__WHAT YOU HAVE TO DO__: Find the string "ComponentModel" in the data, then copy every line where it is found.

==== DATA ROWS

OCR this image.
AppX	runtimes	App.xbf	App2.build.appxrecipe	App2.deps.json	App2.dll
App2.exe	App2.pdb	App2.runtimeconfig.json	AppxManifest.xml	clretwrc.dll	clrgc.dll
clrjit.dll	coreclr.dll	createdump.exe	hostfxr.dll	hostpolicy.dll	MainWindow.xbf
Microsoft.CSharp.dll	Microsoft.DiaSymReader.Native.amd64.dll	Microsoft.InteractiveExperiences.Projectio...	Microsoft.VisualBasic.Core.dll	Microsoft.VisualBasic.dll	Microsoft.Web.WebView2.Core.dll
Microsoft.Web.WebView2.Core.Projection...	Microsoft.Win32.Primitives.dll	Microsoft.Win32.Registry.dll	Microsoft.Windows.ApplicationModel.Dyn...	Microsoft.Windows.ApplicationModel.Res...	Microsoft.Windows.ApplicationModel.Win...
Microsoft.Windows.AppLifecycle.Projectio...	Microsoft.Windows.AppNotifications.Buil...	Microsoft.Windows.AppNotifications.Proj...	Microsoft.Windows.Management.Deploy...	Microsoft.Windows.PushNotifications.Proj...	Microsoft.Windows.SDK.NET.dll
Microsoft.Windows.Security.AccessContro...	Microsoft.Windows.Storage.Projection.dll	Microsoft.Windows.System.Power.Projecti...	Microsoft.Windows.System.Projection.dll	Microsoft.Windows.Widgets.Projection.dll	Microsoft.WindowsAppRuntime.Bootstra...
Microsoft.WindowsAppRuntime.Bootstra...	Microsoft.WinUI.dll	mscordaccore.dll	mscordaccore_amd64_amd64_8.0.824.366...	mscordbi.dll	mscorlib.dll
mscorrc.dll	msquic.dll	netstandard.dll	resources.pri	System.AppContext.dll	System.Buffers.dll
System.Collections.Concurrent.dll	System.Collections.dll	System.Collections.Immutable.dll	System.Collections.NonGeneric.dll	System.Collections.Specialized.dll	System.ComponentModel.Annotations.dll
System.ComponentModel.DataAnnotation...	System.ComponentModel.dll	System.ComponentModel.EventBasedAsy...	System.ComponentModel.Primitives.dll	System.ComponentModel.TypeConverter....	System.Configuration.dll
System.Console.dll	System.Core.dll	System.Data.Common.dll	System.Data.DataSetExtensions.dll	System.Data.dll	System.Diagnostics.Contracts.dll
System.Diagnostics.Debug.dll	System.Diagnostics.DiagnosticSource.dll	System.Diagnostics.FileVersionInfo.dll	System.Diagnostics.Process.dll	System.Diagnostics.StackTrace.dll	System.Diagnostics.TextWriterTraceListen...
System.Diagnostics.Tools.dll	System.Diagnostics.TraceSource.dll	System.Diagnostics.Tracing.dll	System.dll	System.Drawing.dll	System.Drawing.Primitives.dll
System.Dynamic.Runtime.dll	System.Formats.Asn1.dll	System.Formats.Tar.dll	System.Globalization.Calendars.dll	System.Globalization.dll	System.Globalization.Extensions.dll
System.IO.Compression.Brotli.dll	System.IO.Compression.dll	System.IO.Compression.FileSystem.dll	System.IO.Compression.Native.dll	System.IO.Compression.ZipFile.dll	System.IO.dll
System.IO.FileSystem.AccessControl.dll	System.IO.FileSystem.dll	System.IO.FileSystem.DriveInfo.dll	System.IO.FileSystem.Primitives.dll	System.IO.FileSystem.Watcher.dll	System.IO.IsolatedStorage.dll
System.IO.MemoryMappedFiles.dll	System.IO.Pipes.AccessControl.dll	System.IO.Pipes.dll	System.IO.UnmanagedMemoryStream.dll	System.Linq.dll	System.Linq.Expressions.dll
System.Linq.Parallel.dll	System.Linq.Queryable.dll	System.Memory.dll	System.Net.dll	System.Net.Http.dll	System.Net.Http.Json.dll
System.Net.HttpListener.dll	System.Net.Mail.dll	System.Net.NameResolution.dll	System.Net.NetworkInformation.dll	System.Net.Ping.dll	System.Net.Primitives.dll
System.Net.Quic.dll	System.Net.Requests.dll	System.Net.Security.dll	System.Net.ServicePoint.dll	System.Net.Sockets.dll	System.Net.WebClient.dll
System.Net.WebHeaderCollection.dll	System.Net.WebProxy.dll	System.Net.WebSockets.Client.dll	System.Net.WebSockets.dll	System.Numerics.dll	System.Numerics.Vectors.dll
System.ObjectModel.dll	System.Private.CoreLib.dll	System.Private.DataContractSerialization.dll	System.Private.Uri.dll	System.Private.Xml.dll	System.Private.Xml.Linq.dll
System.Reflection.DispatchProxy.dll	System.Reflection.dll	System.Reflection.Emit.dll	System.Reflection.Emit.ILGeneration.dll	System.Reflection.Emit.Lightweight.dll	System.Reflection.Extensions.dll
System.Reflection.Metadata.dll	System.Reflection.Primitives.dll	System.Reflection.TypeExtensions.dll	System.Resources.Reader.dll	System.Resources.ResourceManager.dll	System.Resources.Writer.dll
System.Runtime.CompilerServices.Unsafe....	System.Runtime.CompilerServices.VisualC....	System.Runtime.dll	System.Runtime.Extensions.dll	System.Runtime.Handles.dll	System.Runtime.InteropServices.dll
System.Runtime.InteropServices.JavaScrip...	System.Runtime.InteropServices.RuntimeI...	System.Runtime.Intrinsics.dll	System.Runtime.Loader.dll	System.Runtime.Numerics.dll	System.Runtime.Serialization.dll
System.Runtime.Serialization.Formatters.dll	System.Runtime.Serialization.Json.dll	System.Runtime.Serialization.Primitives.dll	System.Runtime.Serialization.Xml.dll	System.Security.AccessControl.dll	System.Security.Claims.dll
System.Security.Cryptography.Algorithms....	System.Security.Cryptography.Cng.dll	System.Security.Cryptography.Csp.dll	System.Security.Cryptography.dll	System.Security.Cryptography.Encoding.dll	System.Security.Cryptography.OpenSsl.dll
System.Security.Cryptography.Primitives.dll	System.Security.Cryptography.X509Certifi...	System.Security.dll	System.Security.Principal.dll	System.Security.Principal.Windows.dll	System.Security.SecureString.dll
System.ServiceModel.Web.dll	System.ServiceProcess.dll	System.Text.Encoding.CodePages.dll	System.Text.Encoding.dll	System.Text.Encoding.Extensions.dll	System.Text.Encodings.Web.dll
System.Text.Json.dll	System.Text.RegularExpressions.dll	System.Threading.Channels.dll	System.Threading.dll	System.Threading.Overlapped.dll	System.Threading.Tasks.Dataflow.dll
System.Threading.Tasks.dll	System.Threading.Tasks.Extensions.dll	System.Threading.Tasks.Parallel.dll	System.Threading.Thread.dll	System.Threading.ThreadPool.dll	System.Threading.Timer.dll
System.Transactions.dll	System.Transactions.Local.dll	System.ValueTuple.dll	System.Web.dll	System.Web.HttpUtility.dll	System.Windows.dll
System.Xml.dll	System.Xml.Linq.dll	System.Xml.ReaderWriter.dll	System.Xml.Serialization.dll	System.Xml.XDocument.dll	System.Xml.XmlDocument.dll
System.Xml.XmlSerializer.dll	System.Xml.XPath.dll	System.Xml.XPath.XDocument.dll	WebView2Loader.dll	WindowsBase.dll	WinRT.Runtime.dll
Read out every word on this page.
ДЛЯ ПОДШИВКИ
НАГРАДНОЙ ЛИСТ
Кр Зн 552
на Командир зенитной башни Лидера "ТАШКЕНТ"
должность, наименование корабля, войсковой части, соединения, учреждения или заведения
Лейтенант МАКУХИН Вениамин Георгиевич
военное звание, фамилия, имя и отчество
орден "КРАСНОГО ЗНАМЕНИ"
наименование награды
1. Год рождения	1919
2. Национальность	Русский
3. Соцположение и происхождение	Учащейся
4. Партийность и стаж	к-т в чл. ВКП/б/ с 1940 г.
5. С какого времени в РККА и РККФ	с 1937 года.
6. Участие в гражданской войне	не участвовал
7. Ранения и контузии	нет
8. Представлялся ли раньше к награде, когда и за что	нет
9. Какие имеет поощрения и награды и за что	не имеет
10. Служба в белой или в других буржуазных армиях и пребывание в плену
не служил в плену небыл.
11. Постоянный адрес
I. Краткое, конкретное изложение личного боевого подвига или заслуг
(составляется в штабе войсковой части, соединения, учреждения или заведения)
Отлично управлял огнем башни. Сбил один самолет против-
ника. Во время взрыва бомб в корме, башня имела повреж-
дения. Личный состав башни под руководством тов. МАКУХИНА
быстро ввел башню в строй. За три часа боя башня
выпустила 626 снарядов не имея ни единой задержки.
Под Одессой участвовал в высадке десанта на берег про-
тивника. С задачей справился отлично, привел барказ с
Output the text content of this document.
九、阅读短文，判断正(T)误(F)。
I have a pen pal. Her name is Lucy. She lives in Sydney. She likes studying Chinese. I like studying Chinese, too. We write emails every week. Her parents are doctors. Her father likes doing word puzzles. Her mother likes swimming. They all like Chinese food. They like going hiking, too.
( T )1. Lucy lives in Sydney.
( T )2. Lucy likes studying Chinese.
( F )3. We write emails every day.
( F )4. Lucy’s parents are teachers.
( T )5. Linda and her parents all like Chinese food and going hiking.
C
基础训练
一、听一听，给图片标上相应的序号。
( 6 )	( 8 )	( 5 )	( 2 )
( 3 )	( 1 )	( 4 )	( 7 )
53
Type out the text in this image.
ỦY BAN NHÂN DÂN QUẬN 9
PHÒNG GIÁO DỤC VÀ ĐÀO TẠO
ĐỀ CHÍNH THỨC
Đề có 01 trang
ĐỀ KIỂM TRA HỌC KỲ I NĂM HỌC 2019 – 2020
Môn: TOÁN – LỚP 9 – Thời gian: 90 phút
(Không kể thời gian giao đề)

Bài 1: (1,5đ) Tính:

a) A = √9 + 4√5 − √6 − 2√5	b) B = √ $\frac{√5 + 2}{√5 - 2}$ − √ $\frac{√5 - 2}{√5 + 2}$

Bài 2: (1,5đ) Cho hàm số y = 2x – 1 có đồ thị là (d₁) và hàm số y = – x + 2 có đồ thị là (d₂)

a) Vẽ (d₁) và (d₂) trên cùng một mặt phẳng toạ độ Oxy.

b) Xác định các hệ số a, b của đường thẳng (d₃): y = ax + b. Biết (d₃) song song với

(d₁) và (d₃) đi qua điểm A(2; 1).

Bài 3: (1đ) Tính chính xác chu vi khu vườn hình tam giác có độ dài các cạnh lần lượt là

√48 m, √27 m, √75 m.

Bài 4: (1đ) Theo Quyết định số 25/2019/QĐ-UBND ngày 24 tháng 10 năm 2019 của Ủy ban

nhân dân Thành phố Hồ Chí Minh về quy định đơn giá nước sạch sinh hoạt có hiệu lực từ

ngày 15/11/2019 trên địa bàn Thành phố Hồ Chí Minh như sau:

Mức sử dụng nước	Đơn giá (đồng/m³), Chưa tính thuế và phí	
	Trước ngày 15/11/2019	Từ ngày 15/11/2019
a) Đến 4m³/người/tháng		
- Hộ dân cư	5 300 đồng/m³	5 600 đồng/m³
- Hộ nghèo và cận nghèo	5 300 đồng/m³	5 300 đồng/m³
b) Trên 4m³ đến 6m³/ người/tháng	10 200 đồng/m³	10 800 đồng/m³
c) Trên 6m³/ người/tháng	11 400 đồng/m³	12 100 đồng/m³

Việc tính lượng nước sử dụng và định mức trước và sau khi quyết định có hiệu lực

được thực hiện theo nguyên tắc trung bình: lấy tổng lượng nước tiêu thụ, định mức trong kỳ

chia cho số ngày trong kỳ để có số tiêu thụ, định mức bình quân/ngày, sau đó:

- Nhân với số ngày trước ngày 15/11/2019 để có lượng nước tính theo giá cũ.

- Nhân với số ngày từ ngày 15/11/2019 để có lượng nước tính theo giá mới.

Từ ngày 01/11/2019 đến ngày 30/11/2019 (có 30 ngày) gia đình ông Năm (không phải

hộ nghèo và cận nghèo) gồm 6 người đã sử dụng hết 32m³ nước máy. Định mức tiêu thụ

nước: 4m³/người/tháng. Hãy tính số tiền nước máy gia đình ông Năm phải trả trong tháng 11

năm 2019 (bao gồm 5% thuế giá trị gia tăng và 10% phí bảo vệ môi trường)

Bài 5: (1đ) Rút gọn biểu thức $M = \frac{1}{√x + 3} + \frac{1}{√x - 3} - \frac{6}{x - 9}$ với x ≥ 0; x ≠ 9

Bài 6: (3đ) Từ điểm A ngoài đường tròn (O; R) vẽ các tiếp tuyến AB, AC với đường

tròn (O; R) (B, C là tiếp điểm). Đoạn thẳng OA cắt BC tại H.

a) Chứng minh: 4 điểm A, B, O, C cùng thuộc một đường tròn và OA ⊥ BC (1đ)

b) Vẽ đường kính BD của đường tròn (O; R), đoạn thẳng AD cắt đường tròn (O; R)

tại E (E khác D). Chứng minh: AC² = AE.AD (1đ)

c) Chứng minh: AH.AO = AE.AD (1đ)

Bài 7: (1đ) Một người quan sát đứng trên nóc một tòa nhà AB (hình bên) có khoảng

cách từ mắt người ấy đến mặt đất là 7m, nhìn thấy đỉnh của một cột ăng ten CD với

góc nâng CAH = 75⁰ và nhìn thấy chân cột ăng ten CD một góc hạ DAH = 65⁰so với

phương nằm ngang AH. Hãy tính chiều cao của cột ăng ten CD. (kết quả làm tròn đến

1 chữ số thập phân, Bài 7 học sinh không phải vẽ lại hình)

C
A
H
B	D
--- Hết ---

========

__RESPONSE__:
System.Collections.Concurrent.dll	System.Collections.dll	System.Collections.Immutable.dll	System.Collections.NonGeneric.dll	System.Collections.Specialized.dll	System.ComponentModel.Annotations.dll
System.ComponentModel.DataAnnotation...	System.ComponentModel.dll	System.ComponentModel.EventBasedAsy...	System.ComponentModel.Primitives.dll	System.ComponentModel.TypeConverter....	System.Configuration.dll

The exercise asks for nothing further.